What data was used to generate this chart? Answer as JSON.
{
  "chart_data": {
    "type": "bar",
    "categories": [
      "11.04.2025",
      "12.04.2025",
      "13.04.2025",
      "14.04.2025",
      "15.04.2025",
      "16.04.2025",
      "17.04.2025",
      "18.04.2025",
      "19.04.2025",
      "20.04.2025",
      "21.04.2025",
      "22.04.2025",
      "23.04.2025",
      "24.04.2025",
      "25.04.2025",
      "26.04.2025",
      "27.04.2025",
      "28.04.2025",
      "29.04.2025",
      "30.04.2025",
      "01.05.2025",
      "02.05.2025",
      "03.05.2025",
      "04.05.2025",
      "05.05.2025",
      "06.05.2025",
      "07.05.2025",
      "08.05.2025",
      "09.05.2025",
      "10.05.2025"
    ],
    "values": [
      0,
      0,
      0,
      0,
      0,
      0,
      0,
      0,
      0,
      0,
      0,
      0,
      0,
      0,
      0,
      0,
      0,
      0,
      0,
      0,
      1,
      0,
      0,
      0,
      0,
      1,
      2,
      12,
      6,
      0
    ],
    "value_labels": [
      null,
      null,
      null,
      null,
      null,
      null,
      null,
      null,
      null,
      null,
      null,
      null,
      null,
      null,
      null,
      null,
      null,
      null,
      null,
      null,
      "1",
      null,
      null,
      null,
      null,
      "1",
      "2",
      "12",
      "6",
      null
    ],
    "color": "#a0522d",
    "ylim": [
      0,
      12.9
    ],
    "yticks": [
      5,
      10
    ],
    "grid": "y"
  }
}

[Exercise instructions]: Write down all the entries again without a single difference.

[Reply]:
What data was used to generate this chart? Answer as JSON.
{
  "chart_data": {
    "type": "bar",
    "categories": [
      "11.04.2025",
      "12.04.2025",
      "13.04.2025",
      "14.04.2025",
      "15.04.2025",
      "16.04.2025",
      "17.04.2025",
      "18.04.2025",
      "19.04.2025",
      "20.04.2025",
      "21.04.2025",
      "22.04.2025",
      "23.04.2025",
      "24.04.2025",
      "25.04.2025",
      "26.04.2025",
      "27.04.2025",
      "28.04.2025",
      "29.04.2025",
      "30.04.2025",
      "01.05.2025",
      "02.05.2025",
      "03.05.2025",
      "04.05.2025",
      "05.05.2025",
      "06.05.2025",
      "07.05.2025",
      "08.05.2025",
      "09.05.2025",
      "10.05.2025"
    ],
    "values": [
      0,
      0,
      0,
      0,
      0,
      0,
      0,
      0,
      0,
      0,
      0,
      0,
      0,
      0,
      0,
      0,
      0,
      0,
      0,
      0,
      1,
      0,
      0,
      0,
      0,
      1,
      2,
      12,
      6,
      0
    ],
    "value_labels": [
      null,
      null,
      null,
      null,
      null,
      null,
      null,
      null,
      null,
      null,
      null,
      null,
      null,
      null,
      null,
      null,
      null,
      null,
      null,
      null,
      "1",
      null,
      null,
      null,
      null,
      "1",
      "2",
      "12",
      "6",
      null
    ],
    "color": "#a0522d",
    "ylim": [
      0,
      12.9
    ],
    "yticks": [
      5,
      10
    ],
    "grid": "y"
  }
}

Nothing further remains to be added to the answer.